» Exercise brief
Copy every line of the records verbatim, with no changes to any character.

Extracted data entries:
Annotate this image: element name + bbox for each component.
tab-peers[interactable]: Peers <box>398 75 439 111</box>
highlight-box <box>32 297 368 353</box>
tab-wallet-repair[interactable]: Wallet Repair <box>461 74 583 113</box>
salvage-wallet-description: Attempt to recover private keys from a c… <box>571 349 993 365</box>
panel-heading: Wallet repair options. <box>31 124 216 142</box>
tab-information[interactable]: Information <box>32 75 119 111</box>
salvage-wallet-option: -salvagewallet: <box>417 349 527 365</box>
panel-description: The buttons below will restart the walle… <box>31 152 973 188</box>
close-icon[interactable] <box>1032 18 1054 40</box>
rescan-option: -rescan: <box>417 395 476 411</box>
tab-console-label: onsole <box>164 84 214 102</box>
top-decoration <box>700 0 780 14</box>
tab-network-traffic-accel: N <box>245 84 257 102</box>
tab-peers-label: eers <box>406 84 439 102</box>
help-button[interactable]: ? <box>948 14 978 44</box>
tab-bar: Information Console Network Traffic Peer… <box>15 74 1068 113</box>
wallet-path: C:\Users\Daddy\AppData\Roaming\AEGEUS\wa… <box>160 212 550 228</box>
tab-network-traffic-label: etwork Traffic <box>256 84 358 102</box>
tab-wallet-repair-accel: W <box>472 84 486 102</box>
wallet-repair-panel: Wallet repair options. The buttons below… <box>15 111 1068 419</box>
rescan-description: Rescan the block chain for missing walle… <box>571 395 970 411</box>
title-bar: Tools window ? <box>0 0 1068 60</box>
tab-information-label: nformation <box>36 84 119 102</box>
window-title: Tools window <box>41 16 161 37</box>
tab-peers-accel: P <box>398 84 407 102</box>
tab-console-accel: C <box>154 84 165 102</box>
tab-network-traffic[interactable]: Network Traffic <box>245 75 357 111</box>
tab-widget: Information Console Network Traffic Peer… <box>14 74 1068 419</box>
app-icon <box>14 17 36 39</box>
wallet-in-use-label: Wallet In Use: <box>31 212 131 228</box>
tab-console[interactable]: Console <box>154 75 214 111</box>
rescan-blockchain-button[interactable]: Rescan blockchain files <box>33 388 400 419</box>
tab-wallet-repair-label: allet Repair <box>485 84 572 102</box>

» Solution
Annotate this image: element name + bbox for each component.
tab-peers[interactable]: Peers <box>398 75 439 111</box>
highlight-box <box>32 297 368 353</box>
tab-wallet-repair[interactable]: Wallet Repair <box>461 74 583 113</box>
salvage-wallet-description: Attempt to recover private keys from a c… <box>571 349 993 365</box>
panel-heading: Wallet repair options. <box>31 124 216 142</box>
tab-information[interactable]: Information <box>32 75 119 111</box>
salvage-wallet-option: -salvagewallet: <box>417 349 527 365</box>
panel-description: The buttons below will restart the walle… <box>31 152 973 188</box>
close-icon[interactable] <box>1032 18 1054 40</box>
rescan-option: -rescan: <box>417 395 476 411</box>
tab-console-label: onsole <box>164 84 214 102</box>
top-decoration <box>700 0 780 14</box>
tab-network-traffic-accel: N <box>245 84 257 102</box>
tab-peers-label: eers <box>406 84 439 102</box>
help-button[interactable]: ? <box>948 14 978 44</box>
tab-bar: Information Console Network Traffic Peer… <box>15 74 1068 113</box>
wallet-path: C:\Users\Daddy\AppData\Roaming\AEGEUS\wa… <box>160 212 550 228</box>
tab-network-traffic-label: etwork Traffic <box>256 84 358 102</box>
tab-wallet-repair-accel: W <box>472 84 486 102</box>
wallet-repair-panel: Wallet repair options. The buttons below… <box>15 111 1068 419</box>
rescan-description: Rescan the block chain for missing walle… <box>571 395 970 411</box>
title-bar: Tools window ? <box>0 0 1068 60</box>
tab-information-label: nformation <box>36 84 119 102</box>
window-title: Tools window <box>41 16 161 37</box>
tab-peers-accel: P <box>398 84 407 102</box>
tab-console-accel: C <box>154 84 165 102</box>
tab-network-traffic[interactable]: Network Traffic <box>245 75 357 111</box>
tab-widget: Information Console Network Traffic Peer… <box>14 74 1068 419</box>
app-icon <box>14 17 36 39</box>
wallet-in-use-label: Wallet In Use: <box>31 212 131 228</box>
tab-console[interactable]: Console <box>154 75 214 111</box>
rescan-blockchain-button[interactable]: Rescan blockchain files <box>33 388 400 419</box>
tab-wallet-repair-label: allet Repair <box>485 84 572 102</box>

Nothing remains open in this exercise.